### SHORT TASK A
According to the excerpted passage, in which county was the action in Greenleaf v. Jacks brought?

— start EXCERPTED PASSAGE —

In Banta v. Wink, 119 Cal. 78, [51 Pac. 17], the action was for the purpose of having it adjudged that the plaintiff is the owner of an undivided interest in all the property, business, proceeds and profits of an alleged copartnership and for an accounting thereof, and it was held that it must be tried in the county in which the defendants or some of them reside at the commencement of the action, and it was stated that "As defendants Wink and Banta did not reside in this state, they could not move for a change of venue, but that fact did not deprive the other defendants of the right to have the case tried in the county in which they, or some of them, resided at the commencement of the action. It is only when none of the defendants reside in the state that the action may be tried in any county which the plaintiff may designate in his complaint."

In Greenleaf v. Jacks, 133 Cal. 506, [65 Pac. 1039], it was not shown that none of the defendants resided in San Luis Obispo county, where the action was brought, and therefore, being a personal action, it was held, in line with the decisions cited, that the motion for change of venue was properly denied.

In the same case, appealed by another party, reported in 133 Cal. 154, it is held that since the cause of action arose In San Luis Obispo county and some of the defendants resided therein, "it was the right of the plaintiff to bring and prosecute the action in that county, and the consent of the resident defendants to change the place of trial to another county could not take away that right."

In Wood, Curtis & Co. v. Herman Min. Co., 139 Cal. 713, 716, [73 Pac. 588], it appeared, as here, that none of the de

fendants resided in Sacramento county, but some of them appeared voluntarily and requested that the trial proceed in said county, but the court said: "The consent of certain defendants not residing in the county where the action is brought could not take away from the defendants who did not reside there the right to have the cause transferred to the county of their residence. To hold otherwise would be a violation of the provisions of section 395."

The foregoing decisions make it perfectly clear that since the evidence showed that none of the defendants resided in Sacramento county and the moving parties resided in Yuba county, and the character of the action-it being personal or transitory-was such as to be properly tried in said Yuba county, the court below had no discretion, upon the showing made, but was compelled to grant the motion. It is unnecessary to consider the point made by respondents that it has been held that a foreign corporation cannot even demand or oppose a change of place of trial (Thomas v. Placerville G. Q. M. Co., 65 Cal. 600, [4 Pac. 641]; Wachter v. Atchison, Topeka & Santa Fe R. R. Co., 10 Cal. App. 70, [101 Pac. 41]), since if we concede that no distinction should be made between foreign and domestic corporations it does not aid appellant in view of what we have already noted as to its nonresidence in Sacramento county.

— end EXCERPTED PASSAGE —
— start EXTRACTED MATERIAL —

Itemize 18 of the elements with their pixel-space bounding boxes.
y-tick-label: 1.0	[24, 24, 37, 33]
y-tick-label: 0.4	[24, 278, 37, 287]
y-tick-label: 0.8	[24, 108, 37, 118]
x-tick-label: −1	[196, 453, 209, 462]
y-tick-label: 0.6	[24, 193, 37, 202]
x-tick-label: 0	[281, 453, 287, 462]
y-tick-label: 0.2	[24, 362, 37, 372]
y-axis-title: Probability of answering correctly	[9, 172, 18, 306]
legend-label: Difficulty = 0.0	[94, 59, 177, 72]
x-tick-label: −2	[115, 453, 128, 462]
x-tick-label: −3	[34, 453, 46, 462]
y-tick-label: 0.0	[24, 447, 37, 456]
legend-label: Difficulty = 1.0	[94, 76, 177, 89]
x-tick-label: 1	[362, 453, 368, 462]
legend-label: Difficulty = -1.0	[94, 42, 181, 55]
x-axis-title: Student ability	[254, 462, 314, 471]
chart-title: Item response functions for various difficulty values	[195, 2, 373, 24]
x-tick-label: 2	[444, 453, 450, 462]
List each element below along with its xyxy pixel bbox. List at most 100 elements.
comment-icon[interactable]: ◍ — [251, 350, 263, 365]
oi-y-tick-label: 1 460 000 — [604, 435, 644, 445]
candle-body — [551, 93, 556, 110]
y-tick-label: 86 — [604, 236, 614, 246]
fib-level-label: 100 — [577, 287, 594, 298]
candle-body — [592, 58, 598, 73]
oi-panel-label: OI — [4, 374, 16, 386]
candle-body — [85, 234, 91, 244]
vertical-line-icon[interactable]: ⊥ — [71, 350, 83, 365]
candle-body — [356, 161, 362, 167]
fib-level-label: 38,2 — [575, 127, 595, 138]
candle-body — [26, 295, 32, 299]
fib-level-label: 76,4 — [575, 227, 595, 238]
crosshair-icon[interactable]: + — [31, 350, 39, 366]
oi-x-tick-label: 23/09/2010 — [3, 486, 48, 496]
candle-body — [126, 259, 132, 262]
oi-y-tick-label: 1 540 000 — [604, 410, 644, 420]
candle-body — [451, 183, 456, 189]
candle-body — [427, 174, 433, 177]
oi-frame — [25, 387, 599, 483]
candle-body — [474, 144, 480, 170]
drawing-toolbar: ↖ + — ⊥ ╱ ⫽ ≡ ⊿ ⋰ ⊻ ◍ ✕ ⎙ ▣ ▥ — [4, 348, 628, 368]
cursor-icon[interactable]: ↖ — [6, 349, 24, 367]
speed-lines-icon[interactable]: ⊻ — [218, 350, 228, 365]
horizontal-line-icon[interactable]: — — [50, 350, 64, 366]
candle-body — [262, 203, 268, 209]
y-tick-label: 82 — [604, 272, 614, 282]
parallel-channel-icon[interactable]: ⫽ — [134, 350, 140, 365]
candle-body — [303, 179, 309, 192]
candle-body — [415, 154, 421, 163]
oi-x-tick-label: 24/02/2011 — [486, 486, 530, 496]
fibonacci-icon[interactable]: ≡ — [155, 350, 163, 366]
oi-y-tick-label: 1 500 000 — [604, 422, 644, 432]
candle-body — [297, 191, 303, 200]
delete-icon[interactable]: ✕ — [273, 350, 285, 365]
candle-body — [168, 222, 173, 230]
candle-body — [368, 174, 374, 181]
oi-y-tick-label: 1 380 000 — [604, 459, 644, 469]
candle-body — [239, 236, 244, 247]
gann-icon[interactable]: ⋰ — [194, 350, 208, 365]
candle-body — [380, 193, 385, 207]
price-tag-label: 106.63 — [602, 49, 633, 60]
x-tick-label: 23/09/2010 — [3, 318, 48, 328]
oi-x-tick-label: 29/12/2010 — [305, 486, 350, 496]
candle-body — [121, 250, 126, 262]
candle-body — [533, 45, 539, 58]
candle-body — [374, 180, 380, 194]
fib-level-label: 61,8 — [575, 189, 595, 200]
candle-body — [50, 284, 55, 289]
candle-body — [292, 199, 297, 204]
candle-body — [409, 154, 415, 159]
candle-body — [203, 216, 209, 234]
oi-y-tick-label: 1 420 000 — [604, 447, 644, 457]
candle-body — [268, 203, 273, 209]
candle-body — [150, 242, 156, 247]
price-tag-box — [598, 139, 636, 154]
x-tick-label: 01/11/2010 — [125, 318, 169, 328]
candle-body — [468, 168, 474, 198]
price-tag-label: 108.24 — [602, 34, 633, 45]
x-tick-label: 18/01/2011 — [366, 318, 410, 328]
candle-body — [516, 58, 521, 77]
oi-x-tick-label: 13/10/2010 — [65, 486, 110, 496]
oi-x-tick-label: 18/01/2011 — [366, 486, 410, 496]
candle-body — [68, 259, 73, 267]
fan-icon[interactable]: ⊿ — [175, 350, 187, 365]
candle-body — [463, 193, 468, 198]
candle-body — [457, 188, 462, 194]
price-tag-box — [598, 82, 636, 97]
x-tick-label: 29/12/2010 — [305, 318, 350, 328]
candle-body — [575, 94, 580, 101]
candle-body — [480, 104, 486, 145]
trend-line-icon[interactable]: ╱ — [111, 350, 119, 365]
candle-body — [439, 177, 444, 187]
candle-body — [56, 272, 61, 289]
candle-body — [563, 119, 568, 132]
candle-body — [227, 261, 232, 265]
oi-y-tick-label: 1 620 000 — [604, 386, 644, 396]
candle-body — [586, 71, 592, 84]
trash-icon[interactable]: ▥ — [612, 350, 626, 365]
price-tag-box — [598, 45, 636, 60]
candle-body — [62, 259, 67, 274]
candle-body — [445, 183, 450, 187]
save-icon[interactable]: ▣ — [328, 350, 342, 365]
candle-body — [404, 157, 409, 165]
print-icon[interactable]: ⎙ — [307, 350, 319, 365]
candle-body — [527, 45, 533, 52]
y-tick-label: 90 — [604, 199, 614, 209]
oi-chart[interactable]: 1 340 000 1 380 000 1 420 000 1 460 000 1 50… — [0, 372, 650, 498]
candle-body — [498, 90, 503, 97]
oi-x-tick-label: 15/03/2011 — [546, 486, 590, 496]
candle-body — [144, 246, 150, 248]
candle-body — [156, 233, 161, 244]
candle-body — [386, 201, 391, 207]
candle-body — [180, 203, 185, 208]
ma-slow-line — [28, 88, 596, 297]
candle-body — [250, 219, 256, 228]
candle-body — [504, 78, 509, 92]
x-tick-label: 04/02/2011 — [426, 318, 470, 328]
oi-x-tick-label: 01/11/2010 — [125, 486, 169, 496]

— end EXTRACTED MATERIAL —

### SHORT TASK B
Echo the rows exactly, from the first line of the rows through the line that contains "453, 450, 462]".

### EXERCISE RESULT A
San Luis Obispo county.

### EXERCISE RESULT B
Itemize 18 of the elements with their pixel-space bounding boxes.
y-tick-label: 1.0	[24, 24, 37, 33]
y-tick-label: 0.4	[24, 278, 37, 287]
y-tick-label: 0.8	[24, 108, 37, 118]
x-tick-label: −1	[196, 453, 209, 462]
y-tick-label: 0.6	[24, 193, 37, 202]
x-tick-label: 0	[281, 453, 287, 462]
y-tick-label: 0.2	[24, 362, 37, 372]
y-axis-title: Probability of answering correctly	[9, 172, 18, 306]
legend-label: Difficulty = 0.0	[94, 59, 177, 72]
x-tick-label: −2	[115, 453, 128, 462]
x-tick-label: −3	[34, 453, 46, 462]
y-tick-label: 0.0	[24, 447, 37, 456]
legend-label: Difficulty = 1.0	[94, 76, 177, 89]
x-tick-label: 1	[362, 453, 368, 462]
legend-label: Difficulty = -1.0	[94, 42, 181, 55]
x-axis-title: Student ability	[254, 462, 314, 471]
chart-title: Item response functions for various difficulty values	[195, 2, 373, 24]
x-tick-label: 2	[444, 453, 450, 462]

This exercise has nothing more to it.